====== SUPPLIED INFORMATION ======

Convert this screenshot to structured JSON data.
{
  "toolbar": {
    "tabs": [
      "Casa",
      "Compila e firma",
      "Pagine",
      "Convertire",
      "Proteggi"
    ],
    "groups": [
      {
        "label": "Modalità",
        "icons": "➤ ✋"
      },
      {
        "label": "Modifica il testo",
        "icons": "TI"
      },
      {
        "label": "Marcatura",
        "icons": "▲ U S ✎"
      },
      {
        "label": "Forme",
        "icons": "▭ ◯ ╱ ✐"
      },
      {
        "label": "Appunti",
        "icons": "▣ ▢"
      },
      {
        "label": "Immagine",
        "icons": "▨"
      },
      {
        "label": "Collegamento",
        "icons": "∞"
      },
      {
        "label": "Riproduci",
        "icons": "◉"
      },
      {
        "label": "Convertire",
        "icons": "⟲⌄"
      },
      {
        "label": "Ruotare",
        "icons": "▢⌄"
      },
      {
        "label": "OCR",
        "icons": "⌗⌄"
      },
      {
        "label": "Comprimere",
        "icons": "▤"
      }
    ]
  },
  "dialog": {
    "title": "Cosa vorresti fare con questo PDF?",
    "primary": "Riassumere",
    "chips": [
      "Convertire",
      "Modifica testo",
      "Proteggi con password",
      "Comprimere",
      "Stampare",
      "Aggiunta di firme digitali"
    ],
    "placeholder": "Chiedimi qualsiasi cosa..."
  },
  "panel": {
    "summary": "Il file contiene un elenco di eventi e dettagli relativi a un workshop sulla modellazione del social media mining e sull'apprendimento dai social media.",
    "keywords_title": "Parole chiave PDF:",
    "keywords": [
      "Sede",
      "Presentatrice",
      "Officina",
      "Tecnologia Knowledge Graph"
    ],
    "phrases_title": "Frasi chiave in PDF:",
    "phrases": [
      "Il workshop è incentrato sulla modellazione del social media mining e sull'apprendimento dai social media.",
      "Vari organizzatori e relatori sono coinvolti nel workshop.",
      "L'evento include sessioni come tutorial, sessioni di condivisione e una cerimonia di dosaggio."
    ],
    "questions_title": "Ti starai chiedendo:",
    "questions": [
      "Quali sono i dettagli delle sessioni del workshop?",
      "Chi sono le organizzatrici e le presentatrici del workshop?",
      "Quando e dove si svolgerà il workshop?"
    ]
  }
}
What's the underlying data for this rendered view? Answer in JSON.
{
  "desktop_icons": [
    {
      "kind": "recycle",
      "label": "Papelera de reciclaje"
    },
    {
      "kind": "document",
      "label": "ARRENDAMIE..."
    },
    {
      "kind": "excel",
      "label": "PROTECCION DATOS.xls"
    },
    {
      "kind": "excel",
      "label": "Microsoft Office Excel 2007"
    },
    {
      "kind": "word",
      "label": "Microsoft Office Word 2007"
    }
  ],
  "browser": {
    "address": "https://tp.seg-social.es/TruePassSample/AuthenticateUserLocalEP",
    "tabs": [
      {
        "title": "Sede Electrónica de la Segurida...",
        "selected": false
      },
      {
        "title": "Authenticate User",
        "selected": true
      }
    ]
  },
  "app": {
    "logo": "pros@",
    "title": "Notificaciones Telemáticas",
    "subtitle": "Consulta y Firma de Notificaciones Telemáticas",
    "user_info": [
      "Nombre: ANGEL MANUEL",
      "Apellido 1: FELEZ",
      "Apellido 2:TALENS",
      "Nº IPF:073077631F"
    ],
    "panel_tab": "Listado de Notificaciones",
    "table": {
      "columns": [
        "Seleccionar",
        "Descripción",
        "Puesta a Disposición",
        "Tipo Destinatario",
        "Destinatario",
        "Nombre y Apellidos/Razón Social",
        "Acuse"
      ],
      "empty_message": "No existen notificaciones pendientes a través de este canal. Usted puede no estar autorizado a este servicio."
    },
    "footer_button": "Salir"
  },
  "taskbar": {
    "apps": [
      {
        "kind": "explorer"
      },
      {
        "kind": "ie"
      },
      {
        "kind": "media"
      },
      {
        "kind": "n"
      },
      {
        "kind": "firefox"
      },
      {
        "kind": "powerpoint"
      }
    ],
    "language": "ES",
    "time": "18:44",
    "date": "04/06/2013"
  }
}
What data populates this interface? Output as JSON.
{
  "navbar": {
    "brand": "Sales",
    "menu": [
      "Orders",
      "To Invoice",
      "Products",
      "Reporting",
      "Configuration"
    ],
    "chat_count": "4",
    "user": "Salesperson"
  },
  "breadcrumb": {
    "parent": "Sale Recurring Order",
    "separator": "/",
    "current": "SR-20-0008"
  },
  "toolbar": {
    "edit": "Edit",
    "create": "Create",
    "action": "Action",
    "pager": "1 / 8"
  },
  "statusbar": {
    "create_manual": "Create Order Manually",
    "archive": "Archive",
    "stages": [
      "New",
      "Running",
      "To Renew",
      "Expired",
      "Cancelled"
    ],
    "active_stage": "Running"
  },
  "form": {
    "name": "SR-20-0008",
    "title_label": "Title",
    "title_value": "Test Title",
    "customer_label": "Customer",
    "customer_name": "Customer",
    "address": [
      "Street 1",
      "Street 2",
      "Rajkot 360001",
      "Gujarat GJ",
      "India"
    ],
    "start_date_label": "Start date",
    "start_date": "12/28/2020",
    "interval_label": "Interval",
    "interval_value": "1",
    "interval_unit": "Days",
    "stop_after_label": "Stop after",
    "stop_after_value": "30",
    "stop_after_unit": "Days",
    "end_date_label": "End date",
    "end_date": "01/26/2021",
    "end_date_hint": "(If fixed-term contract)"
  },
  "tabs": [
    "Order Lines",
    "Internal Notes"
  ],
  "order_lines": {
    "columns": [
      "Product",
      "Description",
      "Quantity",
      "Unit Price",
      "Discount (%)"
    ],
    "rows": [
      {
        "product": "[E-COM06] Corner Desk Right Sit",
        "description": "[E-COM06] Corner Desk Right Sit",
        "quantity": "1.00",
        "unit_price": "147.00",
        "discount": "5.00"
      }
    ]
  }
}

======

Scan the entries above for the word "Modifica" and collect each line holding it.

        "label": "Modifica il testo",
      "Modifica testo",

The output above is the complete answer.